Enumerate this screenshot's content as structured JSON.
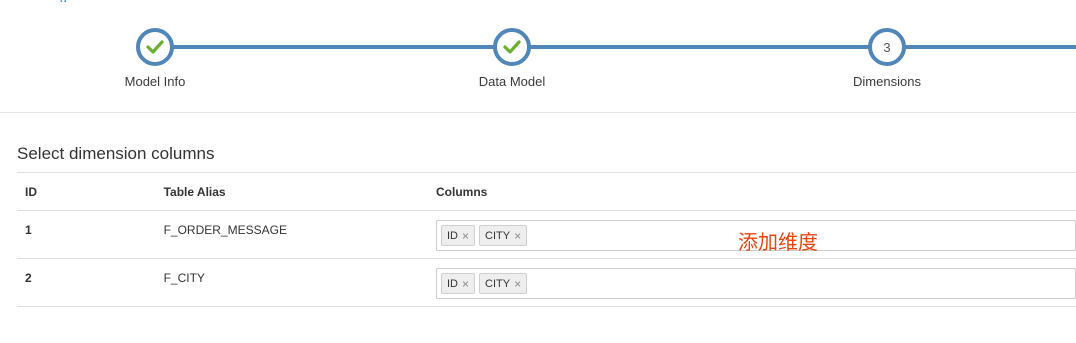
{
  "header": {
    "cutoff_link": "g"
  },
  "wizard": {
    "steps": [
      {
        "label": "Model Info",
        "state": "done",
        "icon": "check-icon"
      },
      {
        "label": "Data Model",
        "state": "done",
        "icon": "check-icon"
      },
      {
        "label": "Dimensions",
        "state": "current",
        "number": "3"
      }
    ]
  },
  "section": {
    "title": "Select dimension columns"
  },
  "table": {
    "headers": [
      "ID",
      "Table Alias",
      "Columns"
    ],
    "rows": [
      {
        "id": "1",
        "alias": "F_ORDER_MESSAGE",
        "columns": [
          "ID",
          "CITY"
        ]
      },
      {
        "id": "2",
        "alias": "F_CITY",
        "columns": [
          "ID",
          "CITY"
        ]
      }
    ],
    "tag_remove_symbol": "×"
  },
  "annotation": {
    "text": "添加维度",
    "color": "#e8440f"
  },
  "colors": {
    "accent": "#5086b8",
    "check": "#6ab02e"
  }
}
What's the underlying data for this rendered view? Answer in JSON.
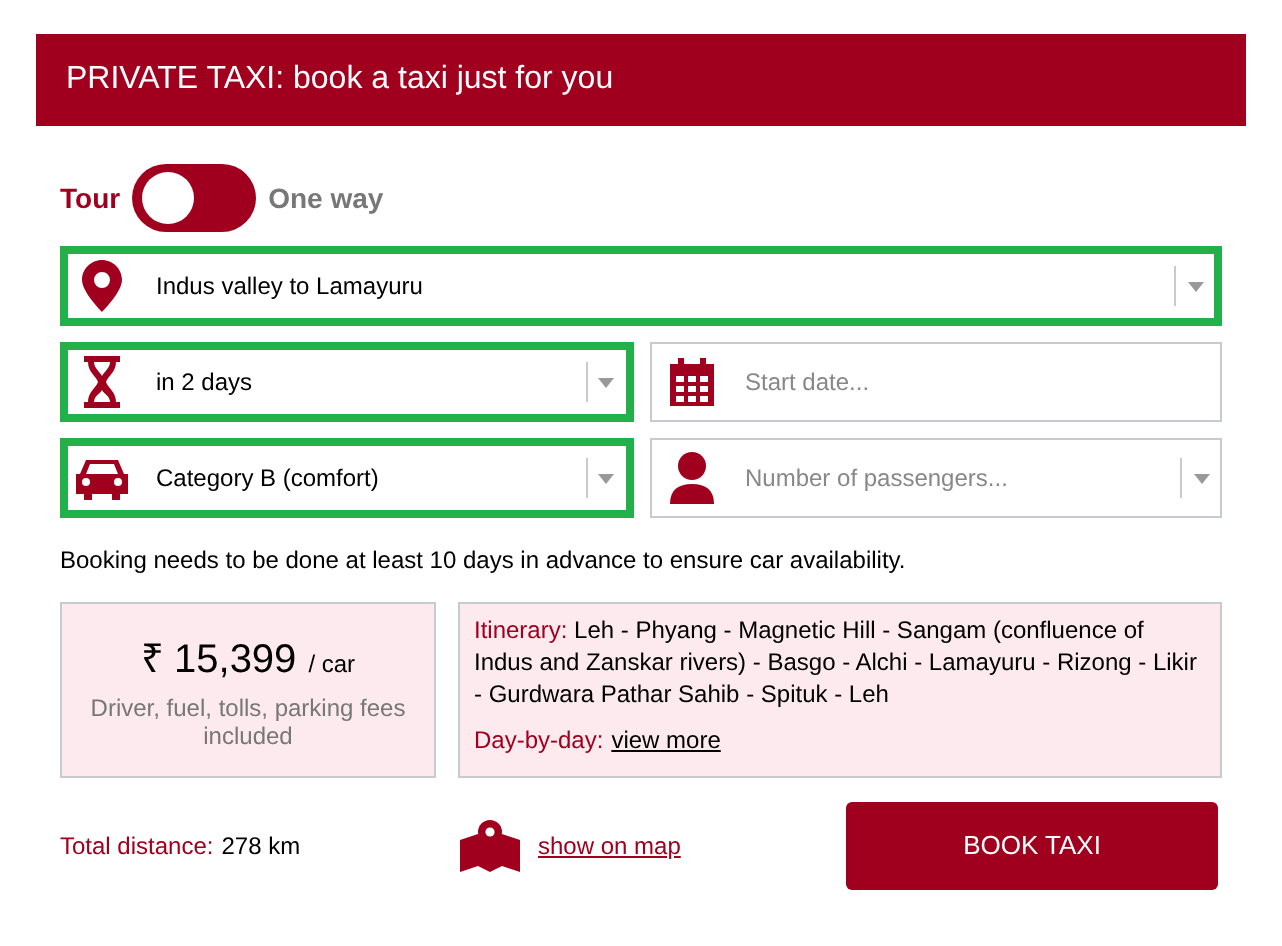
{
  "header": {
    "title": "PRIVATE TAXI: book a taxi just for you"
  },
  "trip_type": {
    "options": [
      {
        "label": "Tour",
        "selected": true
      },
      {
        "label": "One way",
        "selected": false
      }
    ]
  },
  "fields": [
    {
      "kind": "location",
      "value": "Indus valley to Lamayuru",
      "dropdown": true,
      "highlighted": true
    },
    {
      "kind": "duration",
      "value": "in 2 days",
      "dropdown": true,
      "highlighted": true
    },
    {
      "kind": "date",
      "placeholder": "Start date...",
      "dropdown": false,
      "highlighted": false
    },
    {
      "kind": "car",
      "value": "Category B (comfort)",
      "dropdown": true,
      "highlighted": true
    },
    {
      "kind": "passengers",
      "placeholder": "Number of passengers...",
      "dropdown": true,
      "highlighted": false
    }
  ],
  "notice": "Booking needs to be done at least 10 days in advance to ensure car availability.",
  "price": {
    "amount": "₹ 15,399",
    "unit": "/ car",
    "note": "Driver, fuel, tolls, parking fees included"
  },
  "itinerary": {
    "label": "Itinerary:",
    "text": "Leh - Phyang - Magnetic Hill - Sangam (confluence of Indus and Zanskar rivers) - Basgo - Alchi - Lamayuru - Rizong - Likir - Gurdwara Pathar Sahib - Spituk - Leh",
    "day_label": "Day-by-day:",
    "day_link": "view more"
  },
  "distance": {
    "label": "Total distance:",
    "value": "278 km"
  },
  "map_link": "show on map",
  "book_button": "BOOK TAXI"
}
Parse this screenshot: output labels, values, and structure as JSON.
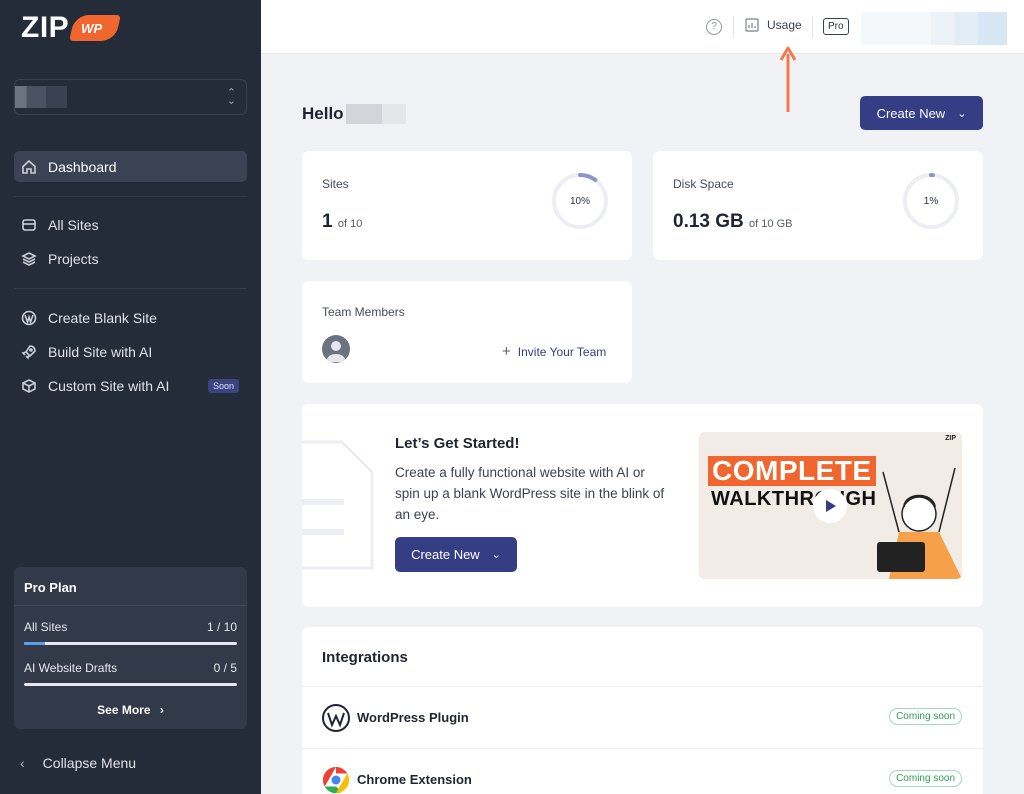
{
  "brand": {
    "logo_main": "ZIP",
    "logo_badge": "WP"
  },
  "sidebar": {
    "nav_top": [
      {
        "label": "Dashboard",
        "icon": "home-icon"
      }
    ],
    "nav_sites": [
      {
        "label": "All Sites",
        "icon": "database-icon"
      },
      {
        "label": "Projects",
        "icon": "layers-icon"
      }
    ],
    "nav_create": [
      {
        "label": "Create Blank Site",
        "icon": "wordpress-icon"
      },
      {
        "label": "Build Site with AI",
        "icon": "rocket-icon"
      },
      {
        "label": "Custom Site with AI",
        "icon": "cube-icon",
        "badge": "Soon"
      }
    ],
    "plan": {
      "title": "Pro Plan",
      "rows": [
        {
          "label": "All Sites",
          "value": "1 / 10",
          "fraction": 0.1
        },
        {
          "label": "AI Website Drafts",
          "value": "0 / 5",
          "fraction": 0
        }
      ],
      "see_more": "See More"
    },
    "collapse_label": "Collapse Menu"
  },
  "topbar": {
    "help": "?",
    "usage_label": "Usage",
    "plan_badge": "Pro"
  },
  "main": {
    "greeting": "Hello",
    "create_new_label": "Create New",
    "sites_card": {
      "label": "Sites",
      "value": "1",
      "of": "of 10",
      "percent_label": "10%",
      "percent": 10
    },
    "disk_card": {
      "label": "Disk Space",
      "value": "0.13 GB",
      "of": "of 10 GB",
      "percent_label": "1%",
      "percent": 1
    },
    "team_card": {
      "label": "Team Members",
      "invite_label": "Invite Your Team"
    },
    "get_started": {
      "title": "Let’s Get Started!",
      "description": "Create a fully functional website with AI or spin up a blank WordPress site in the blink of an eye.",
      "button": "Create New",
      "video_line1": "COMPLETE",
      "video_line2": "WALKTHROUGH",
      "video_logo": "ZIP"
    },
    "integrations": {
      "title": "Integrations",
      "items": [
        {
          "name": "WordPress Plugin",
          "status": "Coming soon"
        },
        {
          "name": "Chrome Extension",
          "status": "Coming soon"
        }
      ]
    }
  },
  "colors": {
    "sidebar_bg": "#252c39",
    "primary": "#353d84",
    "accent_orange": "#f0662e",
    "success": "#2f9e5b"
  }
}
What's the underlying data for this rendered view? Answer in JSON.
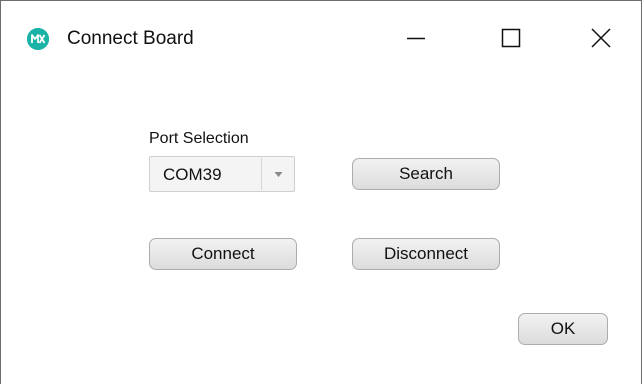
{
  "window": {
    "title": "Connect Board",
    "app_icon": "maxim-logo-icon",
    "controls": {
      "minimize": "minimize-icon",
      "maximize": "maximize-icon",
      "close": "close-icon"
    }
  },
  "port_selection": {
    "label": "Port Selection",
    "selected": "COM39"
  },
  "buttons": {
    "search": "Search",
    "connect": "Connect",
    "disconnect": "Disconnect",
    "ok": "OK"
  },
  "colors": {
    "app_icon": "#1ab3a6",
    "button_border": "#acacac"
  }
}
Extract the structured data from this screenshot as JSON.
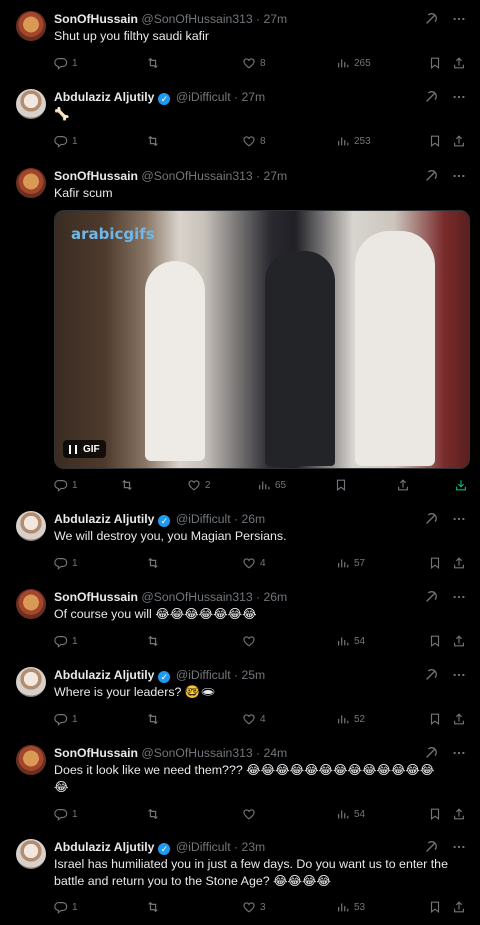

^^^^^^^^

• **GIVEN EXERCISE**
Out of the material above, select every line that holds the string "title".

• **SOLVED PROBLEM**
    "title": "Select dimension columns"
    "title": "PRIVATE TAXI: book a taxi just for you"
      "title": "Pro Plan",
      "title": "Let’s Get Started!",
      "title": "Integrations",
    "title": "Connect Board",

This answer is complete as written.